WORK TO COMPLETE: Your task is to copy the material exactly.

PROVIDED INFORMATION:
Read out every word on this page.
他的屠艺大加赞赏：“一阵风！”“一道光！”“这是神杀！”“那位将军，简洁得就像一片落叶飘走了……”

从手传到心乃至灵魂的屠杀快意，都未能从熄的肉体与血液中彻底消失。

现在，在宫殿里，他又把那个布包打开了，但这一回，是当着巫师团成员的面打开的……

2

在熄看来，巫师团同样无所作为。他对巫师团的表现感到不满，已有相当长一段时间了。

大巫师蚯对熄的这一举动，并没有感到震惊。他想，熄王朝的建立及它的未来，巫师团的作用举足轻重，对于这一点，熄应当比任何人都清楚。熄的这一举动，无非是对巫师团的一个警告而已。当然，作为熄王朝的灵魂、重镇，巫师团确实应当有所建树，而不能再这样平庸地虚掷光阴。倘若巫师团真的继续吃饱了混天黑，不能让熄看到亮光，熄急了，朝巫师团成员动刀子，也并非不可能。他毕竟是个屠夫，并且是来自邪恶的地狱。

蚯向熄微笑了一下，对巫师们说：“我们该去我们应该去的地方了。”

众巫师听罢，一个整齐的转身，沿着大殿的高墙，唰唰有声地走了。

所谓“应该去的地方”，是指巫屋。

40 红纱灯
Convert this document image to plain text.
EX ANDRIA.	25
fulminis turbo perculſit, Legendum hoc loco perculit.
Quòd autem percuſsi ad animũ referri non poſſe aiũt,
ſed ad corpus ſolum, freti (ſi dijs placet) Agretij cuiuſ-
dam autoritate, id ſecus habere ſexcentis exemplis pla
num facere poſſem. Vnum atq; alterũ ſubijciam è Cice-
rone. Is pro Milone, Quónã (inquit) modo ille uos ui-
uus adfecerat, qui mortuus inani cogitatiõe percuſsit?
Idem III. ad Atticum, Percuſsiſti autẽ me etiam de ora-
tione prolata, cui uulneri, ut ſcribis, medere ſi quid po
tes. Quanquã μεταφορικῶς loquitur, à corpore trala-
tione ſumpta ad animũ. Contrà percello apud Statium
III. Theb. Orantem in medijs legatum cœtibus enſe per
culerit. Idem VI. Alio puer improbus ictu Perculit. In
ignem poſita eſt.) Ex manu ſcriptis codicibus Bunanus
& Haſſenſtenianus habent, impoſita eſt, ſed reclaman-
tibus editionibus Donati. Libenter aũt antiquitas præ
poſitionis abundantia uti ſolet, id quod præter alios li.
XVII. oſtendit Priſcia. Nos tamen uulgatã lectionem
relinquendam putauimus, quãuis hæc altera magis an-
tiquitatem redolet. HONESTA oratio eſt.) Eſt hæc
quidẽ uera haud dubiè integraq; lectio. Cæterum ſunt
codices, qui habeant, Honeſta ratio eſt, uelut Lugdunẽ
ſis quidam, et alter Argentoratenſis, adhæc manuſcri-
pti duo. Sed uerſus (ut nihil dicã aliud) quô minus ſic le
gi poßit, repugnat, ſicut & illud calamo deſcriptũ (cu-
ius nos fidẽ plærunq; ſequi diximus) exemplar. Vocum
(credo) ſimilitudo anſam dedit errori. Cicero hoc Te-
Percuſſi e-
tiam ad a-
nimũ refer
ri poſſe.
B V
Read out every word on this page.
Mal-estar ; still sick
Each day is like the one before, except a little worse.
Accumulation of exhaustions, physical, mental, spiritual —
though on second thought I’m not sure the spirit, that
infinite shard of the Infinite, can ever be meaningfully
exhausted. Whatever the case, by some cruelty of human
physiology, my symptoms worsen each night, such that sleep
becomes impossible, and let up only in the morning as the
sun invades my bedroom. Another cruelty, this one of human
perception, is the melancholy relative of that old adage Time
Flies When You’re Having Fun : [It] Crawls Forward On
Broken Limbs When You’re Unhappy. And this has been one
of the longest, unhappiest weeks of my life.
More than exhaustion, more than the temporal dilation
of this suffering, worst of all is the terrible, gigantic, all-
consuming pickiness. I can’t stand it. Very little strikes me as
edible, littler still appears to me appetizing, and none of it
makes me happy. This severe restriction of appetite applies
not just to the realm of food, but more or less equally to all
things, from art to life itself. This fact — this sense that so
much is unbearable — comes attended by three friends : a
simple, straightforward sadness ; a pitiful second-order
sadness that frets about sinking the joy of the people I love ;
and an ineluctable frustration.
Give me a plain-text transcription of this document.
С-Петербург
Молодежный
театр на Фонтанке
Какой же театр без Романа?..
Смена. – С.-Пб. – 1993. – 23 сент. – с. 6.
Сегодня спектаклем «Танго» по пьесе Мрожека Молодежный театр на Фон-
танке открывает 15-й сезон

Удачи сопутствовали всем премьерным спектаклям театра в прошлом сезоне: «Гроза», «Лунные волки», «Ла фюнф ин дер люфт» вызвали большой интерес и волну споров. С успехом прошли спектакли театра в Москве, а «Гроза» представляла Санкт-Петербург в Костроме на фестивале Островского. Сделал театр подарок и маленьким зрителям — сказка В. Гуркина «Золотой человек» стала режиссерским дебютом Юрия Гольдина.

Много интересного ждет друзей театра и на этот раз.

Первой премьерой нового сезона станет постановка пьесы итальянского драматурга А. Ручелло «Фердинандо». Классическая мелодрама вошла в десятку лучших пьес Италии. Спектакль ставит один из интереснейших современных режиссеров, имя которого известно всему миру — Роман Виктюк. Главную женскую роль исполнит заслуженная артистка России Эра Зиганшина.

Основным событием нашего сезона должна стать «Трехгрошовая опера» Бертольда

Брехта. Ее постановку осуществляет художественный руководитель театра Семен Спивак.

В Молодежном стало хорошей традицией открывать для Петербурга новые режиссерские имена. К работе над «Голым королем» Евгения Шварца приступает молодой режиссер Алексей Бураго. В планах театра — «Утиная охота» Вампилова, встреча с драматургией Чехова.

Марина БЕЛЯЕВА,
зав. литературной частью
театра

TASK RESPONSE:
Read out every word on this page.
他的屠艺大加赞赏：“一阵风！”“一道光！”“这是神杀！”“那位将军，简洁得就像一片落叶飘走了……”

从手传到心乃至灵魂的屠杀快意，都未能从熄的肉体与血液中彻底消失。

现在，在宫殿里，他又把那个布包打开了，但这一回，是当着巫师团成员的面打开的……

2

在熄看来，巫师团同样无所作为。他对巫师团的表现感到不满，已有相当长一段时间了。

大巫师蚯对熄的这一举动，并没有感到震惊。他想，熄王朝的建立及它的未来，巫师团的作用举足轻重，对于这一点，熄应当比任何人都清楚。熄的这一举动，无非是对巫师团的一个警告而已。当然，作为熄王朝的灵魂、重镇，巫师团确实应当有所建树，而不能再这样平庸地虚掷光阴。倘若巫师团真的继续吃饱了混天黑，不能让熄看到亮光，熄急了，朝巫师团成员动刀子，也并非不可能。他毕竟是个屠夫，并且是来自邪恶的地狱。

蚯向熄微笑了一下，对巫师们说：“我们该去我们应该去的地方了。”

众巫师听罢，一个整齐的转身，沿着大殿的高墙，唰唰有声地走了。

所谓“应该去的地方”，是指巫屋。

40 红纱灯
Convert this document image to plain text.
EX ANDRIA.	25
fulminis turbo perculſit, Legendum hoc loco perculit.
Quòd autem percuſsi ad animũ referri non poſſe aiũt,
ſed ad corpus ſolum, freti (ſi dijs placet) Agretij cuiuſ-
dam autoritate, id ſecus habere ſexcentis exemplis pla
num facere poſſem. Vnum atq; alterũ ſubijciam è Cice-
rone. Is pro Milone, Quónã (inquit) modo ille uos ui-
uus adfecerat, qui mortuus inani cogitatiõe percuſsit?
Idem III. ad Atticum, Percuſsiſti autẽ me etiam de ora-
tione prolata, cui uulneri, ut ſcribis, medere ſi quid po
tes. Quanquã μεταφορικῶς loquitur, à corpore trala-
tione ſumpta ad animũ. Contrà percello apud Statium
III. Theb. Orantem in medijs legatum cœtibus enſe per
culerit. Idem VI. Alio puer improbus ictu Perculit. In
ignem poſita eſt.) Ex manu ſcriptis codicibus Bunanus
& Haſſenſtenianus habent, impoſita eſt, ſed reclaman-
tibus editionibus Donati. Libenter aũt antiquitas præ
poſitionis abundantia uti ſolet, id quod præter alios li.
XVII. oſtendit Priſcia. Nos tamen uulgatã lectionem
relinquendam putauimus, quãuis hæc altera magis an-
tiquitatem redolet. HONESTA oratio eſt.) Eſt hæc
quidẽ uera haud dubiè integraq; lectio. Cæterum ſunt
codices, qui habeant, Honeſta ratio eſt, uelut Lugdunẽ
ſis quidam, et alter Argentoratenſis, adhæc manuſcri-
pti duo. Sed uerſus (ut nihil dicã aliud) quô minus ſic le
gi poßit, repugnat, ſicut & illud calamo deſcriptũ (cu-
ius nos fidẽ plærunq; ſequi diximus) exemplar. Vocum
(credo) ſimilitudo anſam dedit errori. Cicero hoc Te-
Percuſſi e-
tiam ad a-
nimũ refer
ri poſſe.
B V
Read out every word on this page.
Mal-estar ; still sick
Each day is like the one before, except a little worse.
Accumulation of exhaustions, physical, mental, spiritual —
though on second thought I’m not sure the spirit, that
infinite shard of the Infinite, can ever be meaningfully
exhausted. Whatever the case, by some cruelty of human
physiology, my symptoms worsen each night, such that sleep
becomes impossible, and let up only in the morning as the
sun invades my bedroom. Another cruelty, this one of human
perception, is the melancholy relative of that old adage Time
Flies When You’re Having Fun : [It] Crawls Forward On
Broken Limbs When You’re Unhappy. And this has been one
of the longest, unhappiest weeks of my life.
More than exhaustion, more than the temporal dilation
of this suffering, worst of all is the terrible, gigantic, all-
consuming pickiness. I can’t stand it. Very little strikes me as
edible, littler still appears to me appetizing, and none of it
makes me happy. This severe restriction of appetite applies
not just to the realm of food, but more or less equally to all
things, from art to life itself. This fact — this sense that so
much is unbearable — comes attended by three friends : a
simple, straightforward sadness ; a pitiful second-order
sadness that frets about sinking the joy of the people I love ;
and an ineluctable frustration.
Give me a plain-text transcription of this document.
С-Петербург
Молодежный
театр на Фонтанке
Какой же театр без Романа?..
Смена. – С.-Пб. – 1993. – 23 сент. – с. 6.
Сегодня спектаклем «Танго» по пьесе Мрожека Молодежный театр на Фон-
танке открывает 15-й сезон

Удачи сопутствовали всем премьерным спектаклям театра в прошлом сезоне: «Гроза», «Лунные волки», «Ла фюнф ин дер люфт» вызвали большой интерес и волну споров. С успехом прошли спектакли театра в Москве, а «Гроза» представляла Санкт-Петербург в Костроме на фестивале Островского. Сделал театр подарок и маленьким зрителям — сказка В. Гуркина «Золотой человек» стала режиссерским дебютом Юрия Гольдина.

Много интересного ждет друзей театра и на этот раз.

Первой премьерой нового сезона станет постановка пьесы итальянского драматурга А. Ручелло «Фердинандо». Классическая мелодрама вошла в десятку лучших пьес Италии. Спектакль ставит один из интереснейших современных режиссеров, имя которого известно всему миру — Роман Виктюк. Главную женскую роль исполнит заслуженная артистка России Эра Зиганшина.

Основным событием нашего сезона должна стать «Трехгрошовая опера» Бертольда

Брехта. Ее постановку осуществляет художественный руководитель театра Семен Спивак.

В Молодежном стало хорошей традицией открывать для Петербурга новые режиссерские имена. К работе над «Голым королем» Евгения Шварца приступает молодой режиссер Алексей Бураго. В планах театра — «Утиная охота» Вампилова, встреча с драматургией Чехова.

Марина БЕЛЯЕВА,
зав. литературной частью
театра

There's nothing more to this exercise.